#### Instructions to follow:
Print all records exactly, leaving nothing out.

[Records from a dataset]
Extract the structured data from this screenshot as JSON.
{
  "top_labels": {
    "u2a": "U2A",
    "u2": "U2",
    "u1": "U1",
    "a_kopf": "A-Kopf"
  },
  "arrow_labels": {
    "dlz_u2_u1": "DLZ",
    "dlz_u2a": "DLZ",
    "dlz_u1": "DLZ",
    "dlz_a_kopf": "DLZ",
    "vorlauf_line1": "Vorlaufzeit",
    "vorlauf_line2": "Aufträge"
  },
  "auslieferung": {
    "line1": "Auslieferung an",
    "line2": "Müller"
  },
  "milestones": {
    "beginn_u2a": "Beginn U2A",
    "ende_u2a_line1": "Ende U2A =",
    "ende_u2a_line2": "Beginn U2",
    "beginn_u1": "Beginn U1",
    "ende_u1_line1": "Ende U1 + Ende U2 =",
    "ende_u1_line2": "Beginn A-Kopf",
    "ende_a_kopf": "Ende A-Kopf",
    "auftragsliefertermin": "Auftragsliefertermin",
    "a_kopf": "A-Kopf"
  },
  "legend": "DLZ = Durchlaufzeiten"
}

#### Complete answer:
Extract the structured data from this screenshot as JSON.
{
  "top_labels": {
    "u2a": "U2A",
    "u2": "U2",
    "u1": "U1",
    "a_kopf": "A-Kopf"
  },
  "arrow_labels": {
    "dlz_u2_u1": "DLZ",
    "dlz_u2a": "DLZ",
    "dlz_u1": "DLZ",
    "dlz_a_kopf": "DLZ",
    "vorlauf_line1": "Vorlaufzeit",
    "vorlauf_line2": "Aufträge"
  },
  "auslieferung": {
    "line1": "Auslieferung an",
    "line2": "Müller"
  },
  "milestones": {
    "beginn_u2a": "Beginn U2A",
    "ende_u2a_line1": "Ende U2A =",
    "ende_u2a_line2": "Beginn U2",
    "beginn_u1": "Beginn U1",
    "ende_u1_line1": "Ende U1 + Ende U2 =",
    "ende_u1_line2": "Beginn A-Kopf",
    "ende_a_kopf": "Ende A-Kopf",
    "auftragsliefertermin": "Auftragsliefertermin",
    "a_kopf": "A-Kopf"
  },
  "legend": "DLZ = Durchlaufzeiten"
}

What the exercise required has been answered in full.